### Data excerpts
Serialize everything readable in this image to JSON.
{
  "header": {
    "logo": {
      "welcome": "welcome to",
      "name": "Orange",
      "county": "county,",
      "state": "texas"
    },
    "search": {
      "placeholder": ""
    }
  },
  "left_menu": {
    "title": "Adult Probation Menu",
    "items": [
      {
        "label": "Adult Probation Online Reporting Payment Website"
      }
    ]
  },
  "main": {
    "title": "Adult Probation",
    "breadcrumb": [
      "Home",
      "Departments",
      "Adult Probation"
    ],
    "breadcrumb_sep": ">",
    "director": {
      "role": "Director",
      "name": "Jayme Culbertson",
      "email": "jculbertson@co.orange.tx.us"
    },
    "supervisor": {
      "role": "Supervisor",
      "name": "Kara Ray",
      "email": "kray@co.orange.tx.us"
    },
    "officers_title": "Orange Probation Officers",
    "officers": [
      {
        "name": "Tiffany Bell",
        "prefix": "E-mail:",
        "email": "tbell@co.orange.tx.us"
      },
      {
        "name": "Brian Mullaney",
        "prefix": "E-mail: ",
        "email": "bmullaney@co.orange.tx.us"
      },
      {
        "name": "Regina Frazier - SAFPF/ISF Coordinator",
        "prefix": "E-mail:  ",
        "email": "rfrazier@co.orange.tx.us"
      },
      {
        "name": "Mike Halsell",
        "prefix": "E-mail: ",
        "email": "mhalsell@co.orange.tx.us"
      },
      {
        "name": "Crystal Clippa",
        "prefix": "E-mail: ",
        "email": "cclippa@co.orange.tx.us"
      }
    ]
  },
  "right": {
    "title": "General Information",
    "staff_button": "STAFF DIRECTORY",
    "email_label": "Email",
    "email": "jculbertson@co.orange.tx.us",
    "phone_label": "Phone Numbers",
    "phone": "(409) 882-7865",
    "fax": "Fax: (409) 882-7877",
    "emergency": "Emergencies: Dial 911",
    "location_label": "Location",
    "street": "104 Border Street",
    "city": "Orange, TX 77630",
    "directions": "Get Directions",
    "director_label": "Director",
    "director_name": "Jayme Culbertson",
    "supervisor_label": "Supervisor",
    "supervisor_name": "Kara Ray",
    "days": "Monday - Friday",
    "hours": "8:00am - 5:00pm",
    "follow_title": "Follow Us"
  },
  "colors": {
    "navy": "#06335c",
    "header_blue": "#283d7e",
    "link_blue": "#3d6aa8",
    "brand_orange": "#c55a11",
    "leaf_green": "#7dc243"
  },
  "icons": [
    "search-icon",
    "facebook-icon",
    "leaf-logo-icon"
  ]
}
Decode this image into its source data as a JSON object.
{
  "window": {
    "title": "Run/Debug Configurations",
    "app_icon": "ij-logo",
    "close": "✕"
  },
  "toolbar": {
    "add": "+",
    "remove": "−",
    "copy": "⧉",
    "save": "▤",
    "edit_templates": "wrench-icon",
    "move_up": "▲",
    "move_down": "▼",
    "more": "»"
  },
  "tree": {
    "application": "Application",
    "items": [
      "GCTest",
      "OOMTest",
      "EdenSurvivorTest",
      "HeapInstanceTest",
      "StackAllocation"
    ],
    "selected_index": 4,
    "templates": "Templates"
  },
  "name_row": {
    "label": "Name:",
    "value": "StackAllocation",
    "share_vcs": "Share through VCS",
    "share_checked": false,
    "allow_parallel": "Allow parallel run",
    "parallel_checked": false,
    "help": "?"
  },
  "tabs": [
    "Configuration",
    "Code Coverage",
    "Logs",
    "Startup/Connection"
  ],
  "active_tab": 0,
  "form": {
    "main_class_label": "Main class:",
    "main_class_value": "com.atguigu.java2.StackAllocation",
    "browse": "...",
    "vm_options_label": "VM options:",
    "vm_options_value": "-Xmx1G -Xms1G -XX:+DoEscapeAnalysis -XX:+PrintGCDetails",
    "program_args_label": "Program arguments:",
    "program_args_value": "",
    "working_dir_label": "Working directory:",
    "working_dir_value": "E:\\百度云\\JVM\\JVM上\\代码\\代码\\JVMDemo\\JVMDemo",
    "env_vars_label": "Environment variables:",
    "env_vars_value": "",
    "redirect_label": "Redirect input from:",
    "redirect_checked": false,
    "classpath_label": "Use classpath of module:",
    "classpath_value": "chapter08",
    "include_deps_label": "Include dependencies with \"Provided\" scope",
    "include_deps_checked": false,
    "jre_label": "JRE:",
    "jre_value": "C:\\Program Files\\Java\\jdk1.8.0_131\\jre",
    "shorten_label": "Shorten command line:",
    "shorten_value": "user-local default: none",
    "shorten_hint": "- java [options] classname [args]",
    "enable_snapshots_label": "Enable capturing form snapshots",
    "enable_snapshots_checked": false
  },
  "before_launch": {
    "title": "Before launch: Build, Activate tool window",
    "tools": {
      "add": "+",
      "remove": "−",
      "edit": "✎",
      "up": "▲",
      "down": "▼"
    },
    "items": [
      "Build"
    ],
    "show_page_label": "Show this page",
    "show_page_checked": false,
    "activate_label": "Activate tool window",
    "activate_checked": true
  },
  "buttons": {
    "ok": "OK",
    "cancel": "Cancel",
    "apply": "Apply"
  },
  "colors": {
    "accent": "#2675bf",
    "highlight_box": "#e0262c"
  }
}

### What you have to do
Write the data out again in full and exactly.

### Complete response
Serialize everything readable in this image to JSON.
{
  "header": {
    "logo": {
      "welcome": "welcome to",
      "name": "Orange",
      "county": "county,",
      "state": "texas"
    },
    "search": {
      "placeholder": ""
    }
  },
  "left_menu": {
    "title": "Adult Probation Menu",
    "items": [
      {
        "label": "Adult Probation Online Reporting Payment Website"
      }
    ]
  },
  "main": {
    "title": "Adult Probation",
    "breadcrumb": [
      "Home",
      "Departments",
      "Adult Probation"
    ],
    "breadcrumb_sep": ">",
    "director": {
      "role": "Director",
      "name": "Jayme Culbertson",
      "email": "jculbertson@co.orange.tx.us"
    },
    "supervisor": {
      "role": "Supervisor",
      "name": "Kara Ray",
      "email": "kray@co.orange.tx.us"
    },
    "officers_title": "Orange Probation Officers",
    "officers": [
      {
        "name": "Tiffany Bell",
        "prefix": "E-mail:",
        "email": "tbell@co.orange.tx.us"
      },
      {
        "name": "Brian Mullaney",
        "prefix": "E-mail: ",
        "email": "bmullaney@co.orange.tx.us"
      },
      {
        "name": "Regina Frazier - SAFPF/ISF Coordinator",
        "prefix": "E-mail:  ",
        "email": "rfrazier@co.orange.tx.us"
      },
      {
        "name": "Mike Halsell",
        "prefix": "E-mail: ",
        "email": "mhalsell@co.orange.tx.us"
      },
      {
        "name": "Crystal Clippa",
        "prefix": "E-mail: ",
        "email": "cclippa@co.orange.tx.us"
      }
    ]
  },
  "right": {
    "title": "General Information",
    "staff_button": "STAFF DIRECTORY",
    "email_label": "Email",
    "email": "jculbertson@co.orange.tx.us",
    "phone_label": "Phone Numbers",
    "phone": "(409) 882-7865",
    "fax": "Fax: (409) 882-7877",
    "emergency": "Emergencies: Dial 911",
    "location_label": "Location",
    "street": "104 Border Street",
    "city": "Orange, TX 77630",
    "directions": "Get Directions",
    "director_label": "Director",
    "director_name": "Jayme Culbertson",
    "supervisor_label": "Supervisor",
    "supervisor_name": "Kara Ray",
    "days": "Monday - Friday",
    "hours": "8:00am - 5:00pm",
    "follow_title": "Follow Us"
  },
  "colors": {
    "navy": "#06335c",
    "header_blue": "#283d7e",
    "link_blue": "#3d6aa8",
    "brand_orange": "#c55a11",
    "leaf_green": "#7dc243"
  },
  "icons": [
    "search-icon",
    "facebook-icon",
    "leaf-logo-icon"
  ]
}
Decode this image into its source data as a JSON object.
{
  "window": {
    "title": "Run/Debug Configurations",
    "app_icon": "ij-logo",
    "close": "✕"
  },
  "toolbar": {
    "add": "+",
    "remove": "−",
    "copy": "⧉",
    "save": "▤",
    "edit_templates": "wrench-icon",
    "move_up": "▲",
    "move_down": "▼",
    "more": "»"
  },
  "tree": {
    "application": "Application",
    "items": [
      "GCTest",
      "OOMTest",
      "EdenSurvivorTest",
      "HeapInstanceTest",
      "StackAllocation"
    ],
    "selected_index": 4,
    "templates": "Templates"
  },
  "name_row": {
    "label": "Name:",
    "value": "StackAllocation",
    "share_vcs": "Share through VCS",
    "share_checked": false,
    "allow_parallel": "Allow parallel run",
    "parallel_checked": false,
    "help": "?"
  },
  "tabs": [
    "Configuration",
    "Code Coverage",
    "Logs",
    "Startup/Connection"
  ],
  "active_tab": 0,
  "form": {
    "main_class_label": "Main class:",
    "main_class_value": "com.atguigu.java2.StackAllocation",
    "browse": "...",
    "vm_options_label": "VM options:",
    "vm_options_value": "-Xmx1G -Xms1G -XX:+DoEscapeAnalysis -XX:+PrintGCDetails",
    "program_args_label": "Program arguments:",
    "program_args_value": "",
    "working_dir_label": "Working directory:",
    "working_dir_value": "E:\\百度云\\JVM\\JVM上\\代码\\代码\\JVMDemo\\JVMDemo",
    "env_vars_label": "Environment variables:",
    "env_vars_value": "",
    "redirect_label": "Redirect input from:",
    "redirect_checked": false,
    "classpath_label": "Use classpath of module:",
    "classpath_value": "chapter08",
    "include_deps_label": "Include dependencies with \"Provided\" scope",
    "include_deps_checked": false,
    "jre_label": "JRE:",
    "jre_value": "C:\\Program Files\\Java\\jdk1.8.0_131\\jre",
    "shorten_label": "Shorten command line:",
    "shorten_value": "user-local default: none",
    "shorten_hint": "- java [options] classname [args]",
    "enable_snapshots_label": "Enable capturing form snapshots",
    "enable_snapshots_checked": false
  },
  "before_launch": {
    "title": "Before launch: Build, Activate tool window",
    "tools": {
      "add": "+",
      "remove": "−",
      "edit": "✎",
      "up": "▲",
      "down": "▼"
    },
    "items": [
      "Build"
    ],
    "show_page_label": "Show this page",
    "show_page_checked": false,
    "activate_label": "Activate tool window",
    "activate_checked": true
  },
  "buttons": {
    "ok": "OK",
    "cancel": "Cancel",
    "apply": "Apply"
  },
  "colors": {
    "accent": "#2675bf",
    "highlight_box": "#e0262c"
  }
}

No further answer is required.